(What is required): An exact copy of the entries below is the expected answer.
———
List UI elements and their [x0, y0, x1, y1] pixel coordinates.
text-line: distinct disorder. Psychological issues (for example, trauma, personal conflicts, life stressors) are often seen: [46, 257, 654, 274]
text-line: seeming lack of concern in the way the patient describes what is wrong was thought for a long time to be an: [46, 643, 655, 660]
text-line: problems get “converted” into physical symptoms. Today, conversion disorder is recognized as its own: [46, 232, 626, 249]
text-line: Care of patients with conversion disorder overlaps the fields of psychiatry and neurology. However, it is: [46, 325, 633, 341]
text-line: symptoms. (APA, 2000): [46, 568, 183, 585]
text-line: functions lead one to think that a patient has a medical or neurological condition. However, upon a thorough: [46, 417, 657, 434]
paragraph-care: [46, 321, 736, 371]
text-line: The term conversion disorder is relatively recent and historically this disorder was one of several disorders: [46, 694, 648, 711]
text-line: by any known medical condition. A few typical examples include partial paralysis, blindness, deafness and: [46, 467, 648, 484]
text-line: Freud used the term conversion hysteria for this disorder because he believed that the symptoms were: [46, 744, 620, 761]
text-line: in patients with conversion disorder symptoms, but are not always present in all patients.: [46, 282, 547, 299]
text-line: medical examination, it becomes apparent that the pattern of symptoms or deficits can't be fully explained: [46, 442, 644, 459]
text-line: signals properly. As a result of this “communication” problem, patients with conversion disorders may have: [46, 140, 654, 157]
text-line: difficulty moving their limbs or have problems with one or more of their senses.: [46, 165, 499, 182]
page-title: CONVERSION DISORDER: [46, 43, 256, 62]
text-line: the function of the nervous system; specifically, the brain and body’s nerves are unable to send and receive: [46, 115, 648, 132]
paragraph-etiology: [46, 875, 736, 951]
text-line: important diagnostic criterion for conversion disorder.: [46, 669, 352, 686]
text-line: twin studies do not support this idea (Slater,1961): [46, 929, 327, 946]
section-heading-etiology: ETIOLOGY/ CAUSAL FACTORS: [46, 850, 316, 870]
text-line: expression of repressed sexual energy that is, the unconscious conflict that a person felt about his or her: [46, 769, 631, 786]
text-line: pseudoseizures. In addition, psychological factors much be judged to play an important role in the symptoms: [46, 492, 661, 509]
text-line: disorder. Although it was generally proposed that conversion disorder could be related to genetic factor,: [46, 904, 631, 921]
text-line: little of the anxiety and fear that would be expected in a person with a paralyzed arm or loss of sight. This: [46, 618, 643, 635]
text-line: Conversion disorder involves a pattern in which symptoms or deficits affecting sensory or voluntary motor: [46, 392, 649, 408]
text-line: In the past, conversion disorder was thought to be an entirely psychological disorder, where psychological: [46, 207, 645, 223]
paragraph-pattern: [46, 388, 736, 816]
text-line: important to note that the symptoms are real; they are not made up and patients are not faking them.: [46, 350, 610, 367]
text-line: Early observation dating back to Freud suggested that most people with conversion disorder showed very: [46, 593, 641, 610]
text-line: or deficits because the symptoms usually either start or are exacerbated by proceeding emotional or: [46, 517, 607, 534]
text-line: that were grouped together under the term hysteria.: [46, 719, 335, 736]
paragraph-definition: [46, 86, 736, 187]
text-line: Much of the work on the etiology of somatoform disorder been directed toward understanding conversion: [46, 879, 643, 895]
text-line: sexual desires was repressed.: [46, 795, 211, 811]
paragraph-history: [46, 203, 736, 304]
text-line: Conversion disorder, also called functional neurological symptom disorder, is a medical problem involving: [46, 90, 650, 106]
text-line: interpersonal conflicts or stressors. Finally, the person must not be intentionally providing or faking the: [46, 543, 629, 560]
———
(Result for this task):
List UI elements and their [x0, y0, x1, y1] pixel coordinates.
text-line: distinct disorder. Psychological issues (for example, trauma, personal conflicts, life stressors) are often seen: [46, 257, 654, 274]
text-line: seeming lack of concern in the way the patient describes what is wrong was thought for a long time to be an: [46, 643, 655, 660]
text-line: problems get “converted” into physical symptoms. Today, conversion disorder is recognized as its own: [46, 232, 626, 249]
text-line: Care of patients with conversion disorder overlaps the fields of psychiatry and neurology. However, it is: [46, 325, 633, 341]
text-line: symptoms. (APA, 2000): [46, 568, 183, 585]
text-line: functions lead one to think that a patient has a medical or neurological condition. However, upon a thorough: [46, 417, 657, 434]
paragraph-care: [46, 321, 736, 371]
text-line: The term conversion disorder is relatively recent and historically this disorder was one of several disorders: [46, 694, 648, 711]
text-line: by any known medical condition. A few typical examples include partial paralysis, blindness, deafness and: [46, 467, 648, 484]
text-line: Freud used the term conversion hysteria for this disorder because he believed that the symptoms were: [46, 744, 620, 761]
text-line: in patients with conversion disorder symptoms, but are not always present in all patients.: [46, 282, 547, 299]
text-line: medical examination, it becomes apparent that the pattern of symptoms or deficits can't be fully explained: [46, 442, 644, 459]
text-line: signals properly. As a result of this “communication” problem, patients with conversion disorders may have: [46, 140, 654, 157]
text-line: difficulty moving their limbs or have problems with one or more of their senses.: [46, 165, 499, 182]
page-title: CONVERSION DISORDER: [46, 43, 256, 62]
text-line: the function of the nervous system; specifically, the brain and body’s nerves are unable to send and receive: [46, 115, 648, 132]
paragraph-etiology: [46, 875, 736, 951]
text-line: important diagnostic criterion for conversion disorder.: [46, 669, 352, 686]
text-line: twin studies do not support this idea (Slater,1961): [46, 929, 327, 946]
section-heading-etiology: ETIOLOGY/ CAUSAL FACTORS: [46, 850, 316, 870]
text-line: expression of repressed sexual energy that is, the unconscious conflict that a person felt about his or her: [46, 769, 631, 786]
text-line: pseudoseizures. In addition, psychological factors much be judged to play an important role in the symptoms: [46, 492, 661, 509]
text-line: disorder. Although it was generally proposed that conversion disorder could be related to genetic factor,: [46, 904, 631, 921]
text-line: little of the anxiety and fear that would be expected in a person with a paralyzed arm or loss of sight. This: [46, 618, 643, 635]
text-line: Conversion disorder involves a pattern in which symptoms or deficits affecting sensory or voluntary motor: [46, 392, 649, 408]
text-line: In the past, conversion disorder was thought to be an entirely psychological disorder, where psychological: [46, 207, 645, 223]
paragraph-pattern: [46, 388, 736, 816]
text-line: important to note that the symptoms are real; they are not made up and patients are not faking them.: [46, 350, 610, 367]
text-line: Early observation dating back to Freud suggested that most people with conversion disorder showed very: [46, 593, 641, 610]
text-line: or deficits because the symptoms usually either start or are exacerbated by proceeding emotional or: [46, 517, 607, 534]
text-line: that were grouped together under the term hysteria.: [46, 719, 335, 736]
paragraph-definition: [46, 86, 736, 187]
text-line: Much of the work on the etiology of somatoform disorder been directed toward understanding conversion: [46, 879, 643, 895]
text-line: sexual desires was repressed.: [46, 795, 211, 811]
paragraph-history: [46, 203, 736, 304]
text-line: Conversion disorder, also called functional neurological symptom disorder, is a medical problem involving: [46, 90, 650, 106]
text-line: interpersonal conflicts or stressors. Finally, the person must not be intentionally providing or faking the: [46, 543, 629, 560]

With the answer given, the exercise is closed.